Quote all entries in full, exactly.

Dataset records:
+++
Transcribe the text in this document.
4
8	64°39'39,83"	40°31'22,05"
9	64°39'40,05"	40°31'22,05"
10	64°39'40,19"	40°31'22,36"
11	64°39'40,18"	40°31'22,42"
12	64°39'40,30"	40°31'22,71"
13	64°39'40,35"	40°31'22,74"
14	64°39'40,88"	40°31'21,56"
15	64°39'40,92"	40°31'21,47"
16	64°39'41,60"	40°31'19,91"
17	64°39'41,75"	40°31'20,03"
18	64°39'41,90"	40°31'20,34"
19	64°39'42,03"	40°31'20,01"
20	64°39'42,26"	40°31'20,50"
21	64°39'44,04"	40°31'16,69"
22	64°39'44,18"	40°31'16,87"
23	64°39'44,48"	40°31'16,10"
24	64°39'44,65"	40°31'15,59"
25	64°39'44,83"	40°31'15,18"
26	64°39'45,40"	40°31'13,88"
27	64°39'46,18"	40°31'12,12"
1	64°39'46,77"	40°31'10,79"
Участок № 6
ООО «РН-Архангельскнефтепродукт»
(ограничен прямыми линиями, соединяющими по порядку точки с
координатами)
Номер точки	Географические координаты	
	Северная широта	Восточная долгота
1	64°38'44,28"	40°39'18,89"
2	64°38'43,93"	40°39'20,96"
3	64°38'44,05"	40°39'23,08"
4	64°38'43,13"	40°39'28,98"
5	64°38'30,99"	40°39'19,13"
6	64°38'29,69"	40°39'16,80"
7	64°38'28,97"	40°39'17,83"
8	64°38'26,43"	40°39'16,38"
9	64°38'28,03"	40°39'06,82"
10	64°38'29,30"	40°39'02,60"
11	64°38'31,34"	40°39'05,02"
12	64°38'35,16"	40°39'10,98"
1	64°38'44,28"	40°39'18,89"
+++
## Expected answer
Transcribe the text in this document.
4
8	64°39'39,83"	40°31'22,05"
9	64°39'40,05"	40°31'22,05"
10	64°39'40,19"	40°31'22,36"
11	64°39'40,18"	40°31'22,42"
12	64°39'40,30"	40°31'22,71"
13	64°39'40,35"	40°31'22,74"
14	64°39'40,88"	40°31'21,56"
15	64°39'40,92"	40°31'21,47"
16	64°39'41,60"	40°31'19,91"
17	64°39'41,75"	40°31'20,03"
18	64°39'41,90"	40°31'20,34"
19	64°39'42,03"	40°31'20,01"
20	64°39'42,26"	40°31'20,50"
21	64°39'44,04"	40°31'16,69"
22	64°39'44,18"	40°31'16,87"
23	64°39'44,48"	40°31'16,10"
24	64°39'44,65"	40°31'15,59"
25	64°39'44,83"	40°31'15,18"
26	64°39'45,40"	40°31'13,88"
27	64°39'46,18"	40°31'12,12"
1	64°39'46,77"	40°31'10,79"
Участок № 6
ООО «РН-Архангельскнефтепродукт»
(ограничен прямыми линиями, соединяющими по порядку точки с
координатами)
Номер точки	Географические координаты	
	Северная широта	Восточная долгота
1	64°38'44,28"	40°39'18,89"
2	64°38'43,93"	40°39'20,96"
3	64°38'44,05"	40°39'23,08"
4	64°38'43,13"	40°39'28,98"
5	64°38'30,99"	40°39'19,13"
6	64°38'29,69"	40°39'16,80"
7	64°38'28,97"	40°39'17,83"
8	64°38'26,43"	40°39'16,38"
9	64°38'28,03"	40°39'06,82"
10	64°38'29,30"	40°39'02,60"
11	64°38'31,34"	40°39'05,02"
12	64°38'35,16"	40°39'10,98"
1	64°38'44,28"	40°39'18,89"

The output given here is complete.